Extracted data entries:
● ● ● ● ● ● ●
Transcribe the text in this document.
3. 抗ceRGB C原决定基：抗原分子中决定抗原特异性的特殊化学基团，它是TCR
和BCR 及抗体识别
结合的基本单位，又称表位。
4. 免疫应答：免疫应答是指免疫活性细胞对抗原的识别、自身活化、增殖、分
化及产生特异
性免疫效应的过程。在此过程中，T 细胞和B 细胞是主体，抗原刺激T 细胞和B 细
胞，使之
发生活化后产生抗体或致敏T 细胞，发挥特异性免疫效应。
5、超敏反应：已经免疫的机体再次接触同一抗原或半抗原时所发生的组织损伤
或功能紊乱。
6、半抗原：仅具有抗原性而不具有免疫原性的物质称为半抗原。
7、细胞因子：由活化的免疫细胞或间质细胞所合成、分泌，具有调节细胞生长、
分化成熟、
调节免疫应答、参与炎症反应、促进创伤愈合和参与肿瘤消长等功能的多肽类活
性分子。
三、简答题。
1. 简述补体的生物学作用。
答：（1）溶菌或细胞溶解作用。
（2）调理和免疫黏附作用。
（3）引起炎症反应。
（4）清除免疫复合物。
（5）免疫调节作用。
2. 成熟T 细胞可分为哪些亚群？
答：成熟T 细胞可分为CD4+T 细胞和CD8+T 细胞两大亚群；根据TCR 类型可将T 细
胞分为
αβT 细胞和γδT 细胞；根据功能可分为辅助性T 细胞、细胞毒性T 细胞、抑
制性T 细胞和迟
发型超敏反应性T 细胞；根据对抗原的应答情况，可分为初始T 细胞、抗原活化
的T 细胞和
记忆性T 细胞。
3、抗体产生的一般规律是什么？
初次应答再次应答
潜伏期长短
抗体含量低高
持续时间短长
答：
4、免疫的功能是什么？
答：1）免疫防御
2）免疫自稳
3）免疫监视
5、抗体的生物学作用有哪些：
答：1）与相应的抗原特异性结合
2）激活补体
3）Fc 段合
● ● ● ● ● ● ●
• Task details:
Return all of the entries exactly as written.

• Final result:
Transcribe the text in this document.
3. 抗ceRGB C原决定基：抗原分子中决定抗原特异性的特殊化学基团，它是TCR
和BCR 及抗体识别
结合的基本单位，又称表位。
4. 免疫应答：免疫应答是指免疫活性细胞对抗原的识别、自身活化、增殖、分
化及产生特异
性免疫效应的过程。在此过程中，T 细胞和B 细胞是主体，抗原刺激T 细胞和B 细
胞，使之
发生活化后产生抗体或致敏T 细胞，发挥特异性免疫效应。
5、超敏反应：已经免疫的机体再次接触同一抗原或半抗原时所发生的组织损伤
或功能紊乱。
6、半抗原：仅具有抗原性而不具有免疫原性的物质称为半抗原。
7、细胞因子：由活化的免疫细胞或间质细胞所合成、分泌，具有调节细胞生长、
分化成熟、
调节免疫应答、参与炎症反应、促进创伤愈合和参与肿瘤消长等功能的多肽类活
性分子。
三、简答题。
1. 简述补体的生物学作用。
答：（1）溶菌或细胞溶解作用。
（2）调理和免疫黏附作用。
（3）引起炎症反应。
（4）清除免疫复合物。
（5）免疫调节作用。
2. 成熟T 细胞可分为哪些亚群？
答：成熟T 细胞可分为CD4+T 细胞和CD8+T 细胞两大亚群；根据TCR 类型可将T 细
胞分为
αβT 细胞和γδT 细胞；根据功能可分为辅助性T 细胞、细胞毒性T 细胞、抑
制性T 细胞和迟
发型超敏反应性T 细胞；根据对抗原的应答情况，可分为初始T 细胞、抗原活化
的T 细胞和
记忆性T 细胞。
3、抗体产生的一般规律是什么？
初次应答再次应答
潜伏期长短
抗体含量低高
持续时间短长
答：
4、免疫的功能是什么？
答：1）免疫防御
2）免疫自稳
3）免疫监视
5、抗体的生物学作用有哪些：
答：1）与相应的抗原特异性结合
2）激活补体
3）Fc 段合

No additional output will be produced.